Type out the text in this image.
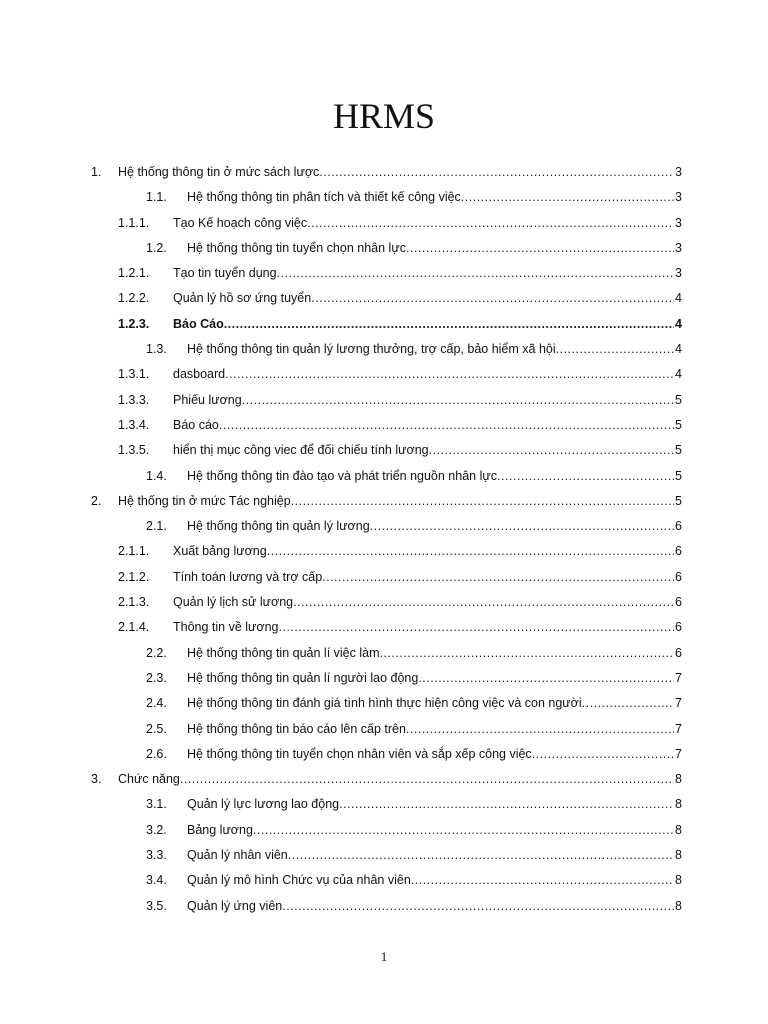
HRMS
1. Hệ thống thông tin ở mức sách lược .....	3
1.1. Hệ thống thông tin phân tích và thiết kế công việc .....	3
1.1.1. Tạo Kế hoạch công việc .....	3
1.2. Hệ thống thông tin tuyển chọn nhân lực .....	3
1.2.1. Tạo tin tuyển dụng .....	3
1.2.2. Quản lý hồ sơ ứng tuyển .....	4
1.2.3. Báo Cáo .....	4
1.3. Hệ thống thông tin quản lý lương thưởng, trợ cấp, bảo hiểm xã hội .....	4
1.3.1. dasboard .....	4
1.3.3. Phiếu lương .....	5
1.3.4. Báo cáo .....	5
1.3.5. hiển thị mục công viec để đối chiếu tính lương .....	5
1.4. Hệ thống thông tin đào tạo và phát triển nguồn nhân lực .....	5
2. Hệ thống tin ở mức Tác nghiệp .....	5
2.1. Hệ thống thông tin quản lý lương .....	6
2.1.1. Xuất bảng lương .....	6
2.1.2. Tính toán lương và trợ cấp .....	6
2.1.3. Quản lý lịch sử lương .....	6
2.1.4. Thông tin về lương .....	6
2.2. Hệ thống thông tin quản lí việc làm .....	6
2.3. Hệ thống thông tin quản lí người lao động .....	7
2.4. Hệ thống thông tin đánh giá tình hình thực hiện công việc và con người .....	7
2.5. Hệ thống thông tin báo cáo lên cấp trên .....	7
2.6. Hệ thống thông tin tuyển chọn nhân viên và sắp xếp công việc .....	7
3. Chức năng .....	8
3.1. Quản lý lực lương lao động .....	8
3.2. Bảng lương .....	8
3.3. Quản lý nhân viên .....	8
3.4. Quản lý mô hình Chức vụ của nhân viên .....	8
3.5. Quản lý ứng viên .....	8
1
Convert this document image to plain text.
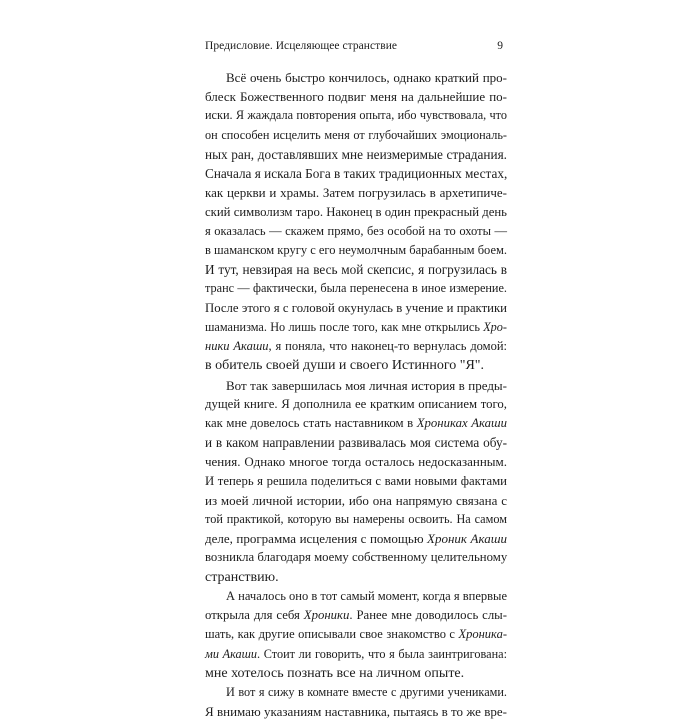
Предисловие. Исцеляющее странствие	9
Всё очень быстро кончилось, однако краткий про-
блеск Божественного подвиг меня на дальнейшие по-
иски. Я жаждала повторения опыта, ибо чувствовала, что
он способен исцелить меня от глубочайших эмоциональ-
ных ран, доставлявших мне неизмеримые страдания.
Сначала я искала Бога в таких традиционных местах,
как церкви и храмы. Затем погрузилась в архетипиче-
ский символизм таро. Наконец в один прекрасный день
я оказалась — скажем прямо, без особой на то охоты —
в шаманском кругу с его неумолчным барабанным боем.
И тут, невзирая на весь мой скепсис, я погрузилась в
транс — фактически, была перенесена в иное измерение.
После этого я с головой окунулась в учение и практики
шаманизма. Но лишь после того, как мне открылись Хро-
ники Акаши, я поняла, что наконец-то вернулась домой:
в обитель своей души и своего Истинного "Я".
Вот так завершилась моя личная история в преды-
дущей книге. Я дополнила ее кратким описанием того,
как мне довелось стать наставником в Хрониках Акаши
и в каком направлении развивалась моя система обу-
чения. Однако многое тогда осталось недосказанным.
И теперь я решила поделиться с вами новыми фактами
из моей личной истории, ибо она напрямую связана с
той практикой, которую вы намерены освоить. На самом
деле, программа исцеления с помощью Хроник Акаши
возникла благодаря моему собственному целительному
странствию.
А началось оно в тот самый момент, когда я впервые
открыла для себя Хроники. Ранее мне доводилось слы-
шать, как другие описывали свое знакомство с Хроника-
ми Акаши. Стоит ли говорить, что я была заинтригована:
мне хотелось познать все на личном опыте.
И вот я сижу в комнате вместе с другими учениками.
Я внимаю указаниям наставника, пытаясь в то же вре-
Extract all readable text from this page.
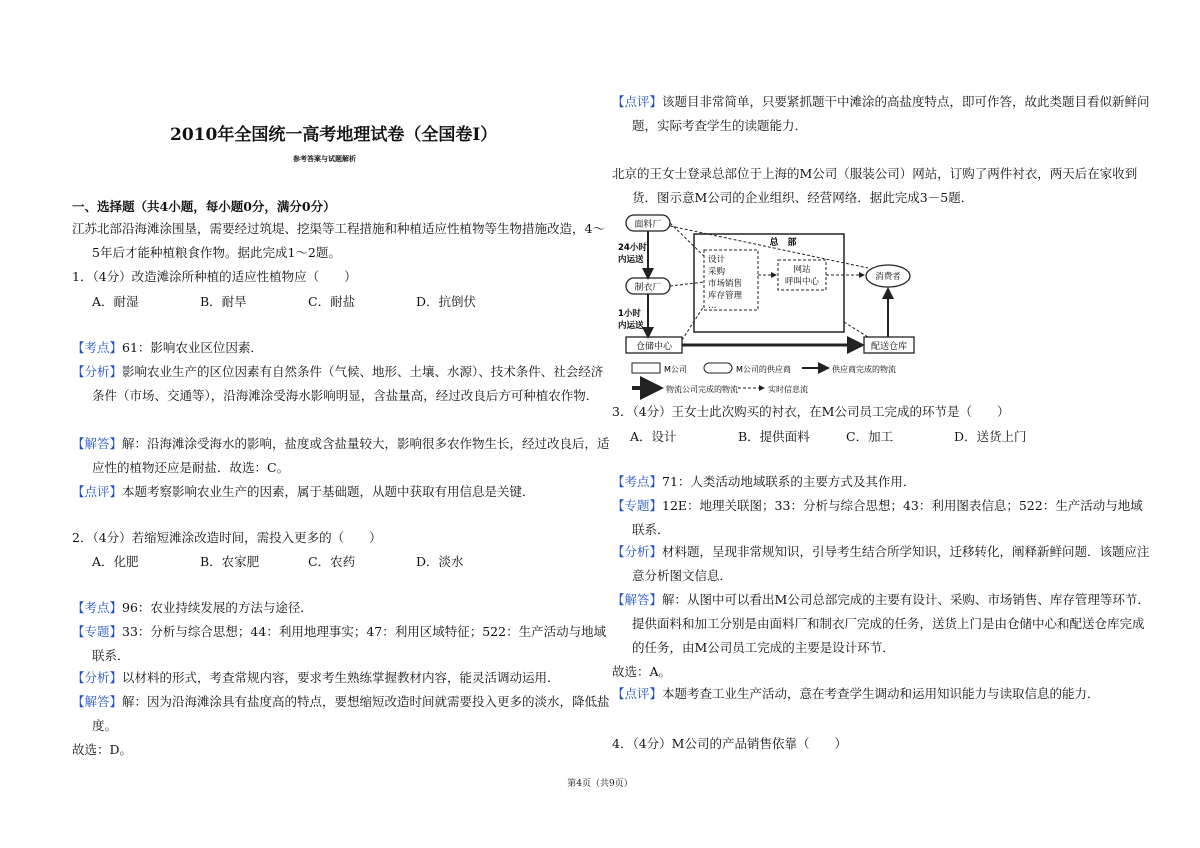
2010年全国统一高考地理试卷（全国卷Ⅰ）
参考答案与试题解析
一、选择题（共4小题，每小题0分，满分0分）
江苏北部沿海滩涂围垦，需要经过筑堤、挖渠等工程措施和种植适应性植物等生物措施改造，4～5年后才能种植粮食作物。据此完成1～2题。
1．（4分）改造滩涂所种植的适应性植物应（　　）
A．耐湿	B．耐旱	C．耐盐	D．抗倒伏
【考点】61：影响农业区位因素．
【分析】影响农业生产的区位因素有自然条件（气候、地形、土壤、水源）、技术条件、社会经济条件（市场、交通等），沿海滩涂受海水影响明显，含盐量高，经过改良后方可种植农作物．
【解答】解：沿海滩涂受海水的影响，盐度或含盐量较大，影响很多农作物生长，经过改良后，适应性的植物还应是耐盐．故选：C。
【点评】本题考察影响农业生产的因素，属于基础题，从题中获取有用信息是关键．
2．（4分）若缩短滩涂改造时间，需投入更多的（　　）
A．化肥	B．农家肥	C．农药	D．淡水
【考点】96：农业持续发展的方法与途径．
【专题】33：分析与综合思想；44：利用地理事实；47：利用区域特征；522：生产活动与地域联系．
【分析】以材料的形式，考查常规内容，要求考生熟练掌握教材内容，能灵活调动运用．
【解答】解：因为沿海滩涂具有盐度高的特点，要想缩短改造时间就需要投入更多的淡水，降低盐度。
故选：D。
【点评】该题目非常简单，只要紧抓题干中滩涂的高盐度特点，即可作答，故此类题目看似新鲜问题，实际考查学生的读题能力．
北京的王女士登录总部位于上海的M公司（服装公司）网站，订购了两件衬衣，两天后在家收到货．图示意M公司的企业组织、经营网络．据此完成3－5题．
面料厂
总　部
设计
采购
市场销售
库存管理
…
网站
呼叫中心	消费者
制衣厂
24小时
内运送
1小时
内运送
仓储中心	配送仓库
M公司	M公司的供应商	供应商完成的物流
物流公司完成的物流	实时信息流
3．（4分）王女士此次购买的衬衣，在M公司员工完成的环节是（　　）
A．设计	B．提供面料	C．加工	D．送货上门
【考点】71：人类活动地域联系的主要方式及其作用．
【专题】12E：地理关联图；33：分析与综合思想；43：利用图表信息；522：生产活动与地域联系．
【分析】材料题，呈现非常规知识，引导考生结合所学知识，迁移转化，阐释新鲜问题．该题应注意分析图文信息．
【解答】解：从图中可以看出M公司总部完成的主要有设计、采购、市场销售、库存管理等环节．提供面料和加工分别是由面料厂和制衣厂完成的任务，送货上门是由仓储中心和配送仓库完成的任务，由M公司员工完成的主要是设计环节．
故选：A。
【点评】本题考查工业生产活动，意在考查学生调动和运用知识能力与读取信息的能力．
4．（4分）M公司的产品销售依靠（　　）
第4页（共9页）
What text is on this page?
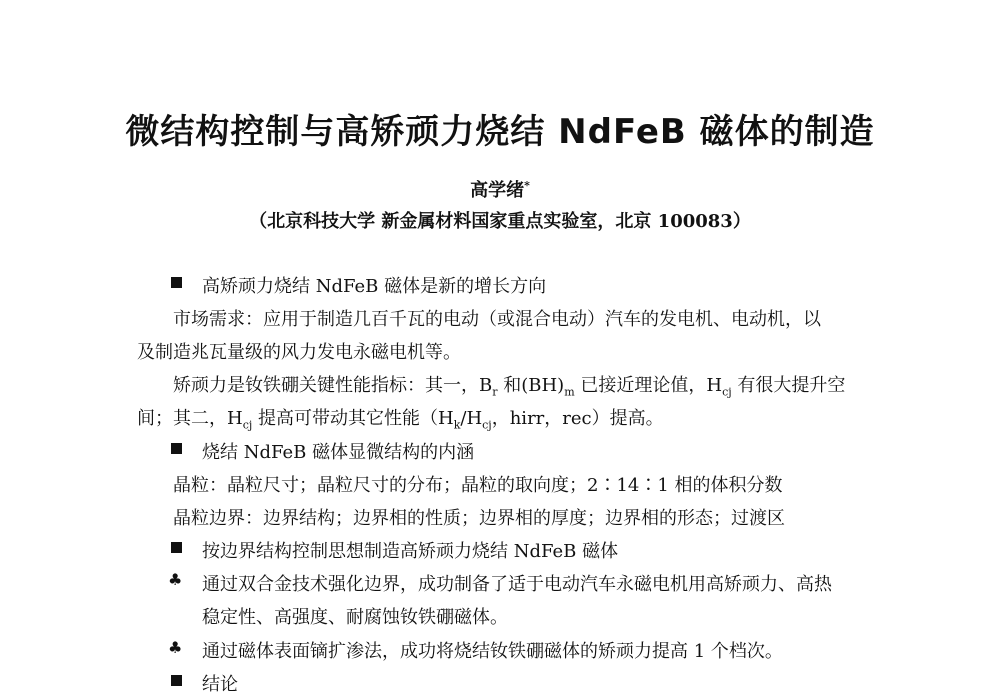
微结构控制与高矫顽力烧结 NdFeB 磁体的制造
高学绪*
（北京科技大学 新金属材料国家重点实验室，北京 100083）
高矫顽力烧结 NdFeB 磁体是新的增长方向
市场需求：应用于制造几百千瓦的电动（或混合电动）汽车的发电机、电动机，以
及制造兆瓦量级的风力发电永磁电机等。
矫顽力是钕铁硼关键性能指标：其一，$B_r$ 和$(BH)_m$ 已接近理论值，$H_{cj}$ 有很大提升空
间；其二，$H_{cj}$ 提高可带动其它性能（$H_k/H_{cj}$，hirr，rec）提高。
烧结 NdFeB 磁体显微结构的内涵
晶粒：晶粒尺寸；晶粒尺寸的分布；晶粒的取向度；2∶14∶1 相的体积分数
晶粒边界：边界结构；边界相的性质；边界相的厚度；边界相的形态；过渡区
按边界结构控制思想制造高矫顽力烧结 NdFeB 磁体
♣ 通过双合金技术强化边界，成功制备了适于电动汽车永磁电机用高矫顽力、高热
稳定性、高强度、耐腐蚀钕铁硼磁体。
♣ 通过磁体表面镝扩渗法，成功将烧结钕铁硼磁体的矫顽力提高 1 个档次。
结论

........

PROMPT: Collect each line above holding the string "Chức".

ANSWER TO THIS TASK:
3. Chức năng .....	8
3.4. Quản lý mô hình Chức vụ của nhân viên .....	8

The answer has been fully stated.